__To do__. Give every entry again, unchanged, and leave its images out.
══ Exercise input ══
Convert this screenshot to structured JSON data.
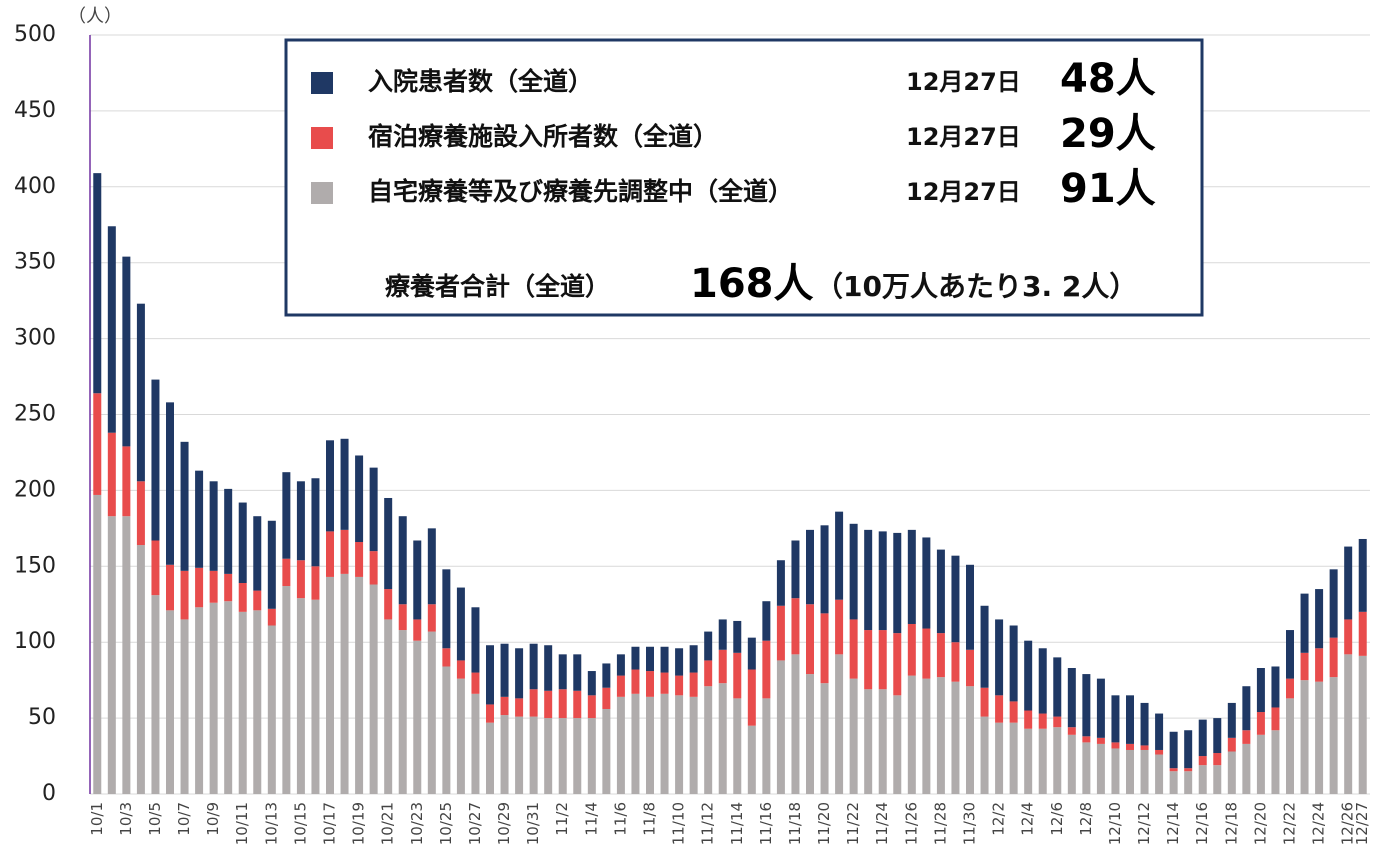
{
  "chart_data": {
    "type": "stacked_bar",
    "y_unit": "（人）",
    "categories": [
      "10/1",
      null,
      "10/3",
      null,
      "10/5",
      null,
      "10/7",
      null,
      "10/9",
      null,
      "10/11",
      null,
      "10/13",
      null,
      "10/15",
      null,
      "10/17",
      null,
      "10/19",
      null,
      "10/21",
      null,
      "10/23",
      null,
      "10/25",
      null,
      "10/27",
      null,
      "10/29",
      null,
      "10/31",
      null,
      "11/2",
      null,
      "11/4",
      null,
      "11/6",
      null,
      "11/8",
      null,
      "11/10",
      null,
      "11/12",
      null,
      "11/14",
      null,
      "11/16",
      null,
      "11/18",
      null,
      "11/20",
      null,
      "11/22",
      null,
      "11/24",
      null,
      "11/26",
      null,
      "11/28",
      null,
      "11/30",
      null,
      "12/2",
      null,
      "12/4",
      null,
      "12/6",
      null,
      "12/8",
      null,
      "12/10",
      null,
      "12/12",
      null,
      "12/14",
      null,
      "12/16",
      null,
      "12/18",
      null,
      "12/20",
      null,
      "12/22",
      null,
      "12/24",
      null,
      "12/26",
      "12/27"
    ],
    "series": [
      {
        "name": "入院患者数（全道）",
        "color": "#1f3864",
        "values": [
          145,
          136,
          125,
          117,
          106,
          107,
          85,
          64,
          59,
          56,
          53,
          49,
          58,
          57,
          52,
          58,
          60,
          60,
          57,
          55,
          60,
          58,
          52,
          50,
          52,
          48,
          43,
          39,
          35,
          33,
          30,
          30,
          23,
          24,
          16,
          16,
          14,
          15,
          16,
          17,
          18,
          18,
          19,
          20,
          21,
          21,
          26,
          30,
          38,
          49,
          58,
          58,
          63,
          66,
          65,
          66,
          62,
          60,
          55,
          57,
          56,
          54,
          50,
          50,
          46,
          43,
          39,
          39,
          41,
          39,
          31,
          32,
          28,
          24,
          24,
          25,
          24,
          23,
          23,
          29,
          29,
          27,
          32,
          39,
          39,
          45,
          48,
          48
        ]
      },
      {
        "name": "宿泊療養施設入所者数（全道）",
        "color": "#e84c4c",
        "values": [
          67,
          55,
          46,
          42,
          36,
          30,
          32,
          26,
          21,
          18,
          19,
          13,
          11,
          18,
          25,
          22,
          30,
          29,
          23,
          22,
          20,
          17,
          14,
          18,
          12,
          12,
          14,
          12,
          12,
          12,
          18,
          18,
          19,
          18,
          15,
          14,
          14,
          16,
          17,
          14,
          13,
          16,
          17,
          22,
          30,
          37,
          38,
          36,
          37,
          46,
          46,
          36,
          39,
          39,
          39,
          41,
          34,
          33,
          29,
          26,
          24,
          19,
          18,
          14,
          12,
          10,
          7,
          5,
          4,
          4,
          4,
          4,
          3,
          3,
          2,
          2,
          6,
          8,
          9,
          9,
          15,
          15,
          13,
          18,
          22,
          26,
          23,
          29
        ]
      },
      {
        "name": "自宅療養等及び療養先調整中（全道）",
        "color": "#b0acac",
        "values": [
          197,
          183,
          183,
          164,
          131,
          121,
          115,
          123,
          126,
          127,
          120,
          121,
          111,
          137,
          129,
          128,
          143,
          145,
          143,
          138,
          115,
          108,
          101,
          107,
          84,
          76,
          66,
          47,
          52,
          51,
          51,
          50,
          50,
          50,
          50,
          56,
          64,
          66,
          64,
          66,
          65,
          64,
          71,
          73,
          63,
          45,
          63,
          88,
          92,
          79,
          73,
          92,
          76,
          69,
          69,
          65,
          78,
          76,
          77,
          74,
          71,
          51,
          47,
          47,
          43,
          43,
          44,
          39,
          34,
          33,
          30,
          29,
          29,
          26,
          15,
          15,
          19,
          19,
          28,
          33,
          39,
          42,
          63,
          75,
          74,
          77,
          92,
          91
        ]
      }
    ],
    "ylim": [
      0,
      500
    ],
    "yticks": [
      0,
      50,
      100,
      150,
      200,
      250,
      300,
      350,
      400,
      450,
      500
    ],
    "grid": true,
    "legend_box": {
      "rows": [
        {
          "date": "12月27日",
          "value": "48人"
        },
        {
          "date": "12月27日",
          "value": "29人"
        },
        {
          "date": "12月27日",
          "value": "91人"
        }
      ],
      "total_label": "療養者合計（全道）",
      "total_value": "168人",
      "per_capita": "（10万人あたり3. 2人）"
    }
  }
}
═══
__Solution__.
Convert this screenshot to structured JSON data.
{
  "chart_data": {
    "type": "stacked_bar",
    "y_unit": "（人）",
    "categories": [
      "10/1",
      null,
      "10/3",
      null,
      "10/5",
      null,
      "10/7",
      null,
      "10/9",
      null,
      "10/11",
      null,
      "10/13",
      null,
      "10/15",
      null,
      "10/17",
      null,
      "10/19",
      null,
      "10/21",
      null,
      "10/23",
      null,
      "10/25",
      null,
      "10/27",
      null,
      "10/29",
      null,
      "10/31",
      null,
      "11/2",
      null,
      "11/4",
      null,
      "11/6",
      null,
      "11/8",
      null,
      "11/10",
      null,
      "11/12",
      null,
      "11/14",
      null,
      "11/16",
      null,
      "11/18",
      null,
      "11/20",
      null,
      "11/22",
      null,
      "11/24",
      null,
      "11/26",
      null,
      "11/28",
      null,
      "11/30",
      null,
      "12/2",
      null,
      "12/4",
      null,
      "12/6",
      null,
      "12/8",
      null,
      "12/10",
      null,
      "12/12",
      null,
      "12/14",
      null,
      "12/16",
      null,
      "12/18",
      null,
      "12/20",
      null,
      "12/22",
      null,
      "12/24",
      null,
      "12/26",
      "12/27"
    ],
    "series": [
      {
        "name": "入院患者数（全道）",
        "color": "#1f3864",
        "values": [
          145,
          136,
          125,
          117,
          106,
          107,
          85,
          64,
          59,
          56,
          53,
          49,
          58,
          57,
          52,
          58,
          60,
          60,
          57,
          55,
          60,
          58,
          52,
          50,
          52,
          48,
          43,
          39,
          35,
          33,
          30,
          30,
          23,
          24,
          16,
          16,
          14,
          15,
          16,
          17,
          18,
          18,
          19,
          20,
          21,
          21,
          26,
          30,
          38,
          49,
          58,
          58,
          63,
          66,
          65,
          66,
          62,
          60,
          55,
          57,
          56,
          54,
          50,
          50,
          46,
          43,
          39,
          39,
          41,
          39,
          31,
          32,
          28,
          24,
          24,
          25,
          24,
          23,
          23,
          29,
          29,
          27,
          32,
          39,
          39,
          45,
          48,
          48
        ]
      },
      {
        "name": "宿泊療養施設入所者数（全道）",
        "color": "#e84c4c",
        "values": [
          67,
          55,
          46,
          42,
          36,
          30,
          32,
          26,
          21,
          18,
          19,
          13,
          11,
          18,
          25,
          22,
          30,
          29,
          23,
          22,
          20,
          17,
          14,
          18,
          12,
          12,
          14,
          12,
          12,
          12,
          18,
          18,
          19,
          18,
          15,
          14,
          14,
          16,
          17,
          14,
          13,
          16,
          17,
          22,
          30,
          37,
          38,
          36,
          37,
          46,
          46,
          36,
          39,
          39,
          39,
          41,
          34,
          33,
          29,
          26,
          24,
          19,
          18,
          14,
          12,
          10,
          7,
          5,
          4,
          4,
          4,
          4,
          3,
          3,
          2,
          2,
          6,
          8,
          9,
          9,
          15,
          15,
          13,
          18,
          22,
          26,
          23,
          29
        ]
      },
      {
        "name": "自宅療養等及び療養先調整中（全道）",
        "color": "#b0acac",
        "values": [
          197,
          183,
          183,
          164,
          131,
          121,
          115,
          123,
          126,
          127,
          120,
          121,
          111,
          137,
          129,
          128,
          143,
          145,
          143,
          138,
          115,
          108,
          101,
          107,
          84,
          76,
          66,
          47,
          52,
          51,
          51,
          50,
          50,
          50,
          50,
          56,
          64,
          66,
          64,
          66,
          65,
          64,
          71,
          73,
          63,
          45,
          63,
          88,
          92,
          79,
          73,
          92,
          76,
          69,
          69,
          65,
          78,
          76,
          77,
          74,
          71,
          51,
          47,
          47,
          43,
          43,
          44,
          39,
          34,
          33,
          30,
          29,
          29,
          26,
          15,
          15,
          19,
          19,
          28,
          33,
          39,
          42,
          63,
          75,
          74,
          77,
          92,
          91
        ]
      }
    ],
    "ylim": [
      0,
      500
    ],
    "yticks": [
      0,
      50,
      100,
      150,
      200,
      250,
      300,
      350,
      400,
      450,
      500
    ],
    "grid": true,
    "legend_box": {
      "rows": [
        {
          "date": "12月27日",
          "value": "48人"
        },
        {
          "date": "12月27日",
          "value": "29人"
        },
        {
          "date": "12月27日",
          "value": "91人"
        }
      ],
      "total_label": "療養者合計（全道）",
      "total_value": "168人",
      "per_capita": "（10万人あたり3. 2人）"
    }
  }
}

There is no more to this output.